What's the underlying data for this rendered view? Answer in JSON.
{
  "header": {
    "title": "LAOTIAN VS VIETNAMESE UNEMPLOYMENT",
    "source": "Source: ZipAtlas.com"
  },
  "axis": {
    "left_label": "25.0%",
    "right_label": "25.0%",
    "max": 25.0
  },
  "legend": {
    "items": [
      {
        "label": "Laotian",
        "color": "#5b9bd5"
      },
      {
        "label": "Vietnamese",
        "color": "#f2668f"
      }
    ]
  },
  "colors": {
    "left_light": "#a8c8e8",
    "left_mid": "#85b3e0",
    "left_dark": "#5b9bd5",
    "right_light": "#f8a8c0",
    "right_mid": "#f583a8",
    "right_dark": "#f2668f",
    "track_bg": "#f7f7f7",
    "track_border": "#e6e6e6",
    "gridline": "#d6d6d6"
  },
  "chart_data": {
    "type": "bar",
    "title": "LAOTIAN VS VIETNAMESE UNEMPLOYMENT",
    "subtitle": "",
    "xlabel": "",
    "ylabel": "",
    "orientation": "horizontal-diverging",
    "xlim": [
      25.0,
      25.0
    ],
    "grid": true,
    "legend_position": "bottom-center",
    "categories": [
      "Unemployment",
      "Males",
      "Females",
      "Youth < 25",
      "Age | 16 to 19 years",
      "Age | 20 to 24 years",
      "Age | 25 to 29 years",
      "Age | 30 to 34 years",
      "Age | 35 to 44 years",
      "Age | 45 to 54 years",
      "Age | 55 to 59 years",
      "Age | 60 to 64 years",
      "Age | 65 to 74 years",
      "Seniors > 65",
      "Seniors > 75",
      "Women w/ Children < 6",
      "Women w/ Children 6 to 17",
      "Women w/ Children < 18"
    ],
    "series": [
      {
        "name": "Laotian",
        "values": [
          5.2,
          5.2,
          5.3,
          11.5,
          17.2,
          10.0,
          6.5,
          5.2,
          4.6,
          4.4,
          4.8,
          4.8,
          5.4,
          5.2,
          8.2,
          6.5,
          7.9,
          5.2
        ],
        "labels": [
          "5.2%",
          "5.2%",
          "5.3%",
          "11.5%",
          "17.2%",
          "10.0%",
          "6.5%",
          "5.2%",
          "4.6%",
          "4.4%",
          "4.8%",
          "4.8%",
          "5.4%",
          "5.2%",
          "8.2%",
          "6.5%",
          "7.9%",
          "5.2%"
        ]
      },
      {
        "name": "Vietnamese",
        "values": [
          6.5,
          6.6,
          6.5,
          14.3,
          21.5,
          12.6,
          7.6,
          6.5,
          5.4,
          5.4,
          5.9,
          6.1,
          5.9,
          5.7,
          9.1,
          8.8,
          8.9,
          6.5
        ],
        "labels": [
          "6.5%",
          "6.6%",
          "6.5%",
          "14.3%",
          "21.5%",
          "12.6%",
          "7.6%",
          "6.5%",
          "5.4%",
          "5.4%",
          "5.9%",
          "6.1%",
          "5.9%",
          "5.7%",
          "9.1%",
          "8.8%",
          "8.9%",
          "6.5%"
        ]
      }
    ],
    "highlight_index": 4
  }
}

* * * *

TASK DETAILS. Repeat the material above in full, quoting it exactly.

RESPONSE TO THE EXERCISE.
What's the underlying data for this rendered view? Answer in JSON.
{
  "header": {
    "title": "LAOTIAN VS VIETNAMESE UNEMPLOYMENT",
    "source": "Source: ZipAtlas.com"
  },
  "axis": {
    "left_label": "25.0%",
    "right_label": "25.0%",
    "max": 25.0
  },
  "legend": {
    "items": [
      {
        "label": "Laotian",
        "color": "#5b9bd5"
      },
      {
        "label": "Vietnamese",
        "color": "#f2668f"
      }
    ]
  },
  "colors": {
    "left_light": "#a8c8e8",
    "left_mid": "#85b3e0",
    "left_dark": "#5b9bd5",
    "right_light": "#f8a8c0",
    "right_mid": "#f583a8",
    "right_dark": "#f2668f",
    "track_bg": "#f7f7f7",
    "track_border": "#e6e6e6",
    "gridline": "#d6d6d6"
  },
  "chart_data": {
    "type": "bar",
    "title": "LAOTIAN VS VIETNAMESE UNEMPLOYMENT",
    "subtitle": "",
    "xlabel": "",
    "ylabel": "",
    "orientation": "horizontal-diverging",
    "xlim": [
      25.0,
      25.0
    ],
    "grid": true,
    "legend_position": "bottom-center",
    "categories": [
      "Unemployment",
      "Males",
      "Females",
      "Youth < 25",
      "Age | 16 to 19 years",
      "Age | 20 to 24 years",
      "Age | 25 to 29 years",
      "Age | 30 to 34 years",
      "Age | 35 to 44 years",
      "Age | 45 to 54 years",
      "Age | 55 to 59 years",
      "Age | 60 to 64 years",
      "Age | 65 to 74 years",
      "Seniors > 65",
      "Seniors > 75",
      "Women w/ Children < 6",
      "Women w/ Children 6 to 17",
      "Women w/ Children < 18"
    ],
    "series": [
      {
        "name": "Laotian",
        "values": [
          5.2,
          5.2,
          5.3,
          11.5,
          17.2,
          10.0,
          6.5,
          5.2,
          4.6,
          4.4,
          4.8,
          4.8,
          5.4,
          5.2,
          8.2,
          6.5,
          7.9,
          5.2
        ],
        "labels": [
          "5.2%",
          "5.2%",
          "5.3%",
          "11.5%",
          "17.2%",
          "10.0%",
          "6.5%",
          "5.2%",
          "4.6%",
          "4.4%",
          "4.8%",
          "4.8%",
          "5.4%",
          "5.2%",
          "8.2%",
          "6.5%",
          "7.9%",
          "5.2%"
        ]
      },
      {
        "name": "Vietnamese",
        "values": [
          6.5,
          6.6,
          6.5,
          14.3,
          21.5,
          12.6,
          7.6,
          6.5,
          5.4,
          5.4,
          5.9,
          6.1,
          5.9,
          5.7,
          9.1,
          8.8,
          8.9,
          6.5
        ],
        "labels": [
          "6.5%",
          "6.6%",
          "6.5%",
          "14.3%",
          "21.5%",
          "12.6%",
          "7.6%",
          "6.5%",
          "5.4%",
          "5.4%",
          "5.9%",
          "6.1%",
          "5.9%",
          "5.7%",
          "9.1%",
          "8.8%",
          "8.9%",
          "6.5%"
        ]
      }
    ],
    "highlight_index": 4
  }
}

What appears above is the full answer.